• [Instructions for the task]: Each line that follows should be printed again exactly as it stands.

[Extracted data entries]

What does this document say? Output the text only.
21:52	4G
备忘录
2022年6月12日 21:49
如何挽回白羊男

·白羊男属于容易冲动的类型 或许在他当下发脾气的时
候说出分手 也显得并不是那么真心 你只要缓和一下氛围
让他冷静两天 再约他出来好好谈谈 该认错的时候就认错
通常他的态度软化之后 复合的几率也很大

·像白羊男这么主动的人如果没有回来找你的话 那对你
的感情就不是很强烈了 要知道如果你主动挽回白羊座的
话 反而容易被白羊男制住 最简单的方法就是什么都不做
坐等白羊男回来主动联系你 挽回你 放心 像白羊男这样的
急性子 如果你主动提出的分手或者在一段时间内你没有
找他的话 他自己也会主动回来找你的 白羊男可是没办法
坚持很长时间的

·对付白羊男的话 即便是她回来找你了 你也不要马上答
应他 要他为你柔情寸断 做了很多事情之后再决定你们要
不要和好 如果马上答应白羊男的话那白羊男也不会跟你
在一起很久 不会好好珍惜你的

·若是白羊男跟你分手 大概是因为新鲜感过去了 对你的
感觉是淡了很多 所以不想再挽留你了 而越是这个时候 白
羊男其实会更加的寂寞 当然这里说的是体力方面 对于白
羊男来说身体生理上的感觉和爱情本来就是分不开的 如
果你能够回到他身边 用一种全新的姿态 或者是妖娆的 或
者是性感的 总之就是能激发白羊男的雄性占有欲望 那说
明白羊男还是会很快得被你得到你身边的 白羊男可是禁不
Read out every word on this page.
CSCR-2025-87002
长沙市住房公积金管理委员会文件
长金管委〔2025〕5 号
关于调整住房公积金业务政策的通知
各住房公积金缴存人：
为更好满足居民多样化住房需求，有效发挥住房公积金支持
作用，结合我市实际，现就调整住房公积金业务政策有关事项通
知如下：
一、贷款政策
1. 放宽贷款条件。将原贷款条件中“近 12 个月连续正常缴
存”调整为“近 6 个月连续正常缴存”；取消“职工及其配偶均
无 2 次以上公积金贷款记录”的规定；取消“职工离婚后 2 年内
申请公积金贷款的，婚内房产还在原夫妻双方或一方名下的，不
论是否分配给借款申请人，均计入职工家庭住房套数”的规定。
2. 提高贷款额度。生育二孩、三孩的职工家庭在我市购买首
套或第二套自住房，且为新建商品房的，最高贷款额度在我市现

• [Exercise solution]:
What does this document say? Output the text only.
21:52	4G
备忘录
2022年6月12日 21:49
如何挽回白羊男

·白羊男属于容易冲动的类型 或许在他当下发脾气的时
候说出分手 也显得并不是那么真心 你只要缓和一下氛围
让他冷静两天 再约他出来好好谈谈 该认错的时候就认错
通常他的态度软化之后 复合的几率也很大

·像白羊男这么主动的人如果没有回来找你的话 那对你
的感情就不是很强烈了 要知道如果你主动挽回白羊座的
话 反而容易被白羊男制住 最简单的方法就是什么都不做
坐等白羊男回来主动联系你 挽回你 放心 像白羊男这样的
急性子 如果你主动提出的分手或者在一段时间内你没有
找他的话 他自己也会主动回来找你的 白羊男可是没办法
坚持很长时间的

·对付白羊男的话 即便是她回来找你了 你也不要马上答
应他 要他为你柔情寸断 做了很多事情之后再决定你们要
不要和好 如果马上答应白羊男的话那白羊男也不会跟你
在一起很久 不会好好珍惜你的

·若是白羊男跟你分手 大概是因为新鲜感过去了 对你的
感觉是淡了很多 所以不想再挽留你了 而越是这个时候 白
羊男其实会更加的寂寞 当然这里说的是体力方面 对于白
羊男来说身体生理上的感觉和爱情本来就是分不开的 如
果你能够回到他身边 用一种全新的姿态 或者是妖娆的 或
者是性感的 总之就是能激发白羊男的雄性占有欲望 那说
明白羊男还是会很快得被你得到你身边的 白羊男可是禁不
Read out every word on this page.
CSCR-2025-87002
长沙市住房公积金管理委员会文件
长金管委〔2025〕5 号
关于调整住房公积金业务政策的通知
各住房公积金缴存人：
为更好满足居民多样化住房需求，有效发挥住房公积金支持
作用，结合我市实际，现就调整住房公积金业务政策有关事项通
知如下：
一、贷款政策
1. 放宽贷款条件。将原贷款条件中“近 12 个月连续正常缴
存”调整为“近 6 个月连续正常缴存”；取消“职工及其配偶均
无 2 次以上公积金贷款记录”的规定；取消“职工离婚后 2 年内
申请公积金贷款的，婚内房产还在原夫妻双方或一方名下的，不
论是否分配给借款申请人，均计入职工家庭住房套数”的规定。
2. 提高贷款额度。生育二孩、三孩的职工家庭在我市购买首
套或第二套自住房，且为新建商品房的，最高贷款额度在我市现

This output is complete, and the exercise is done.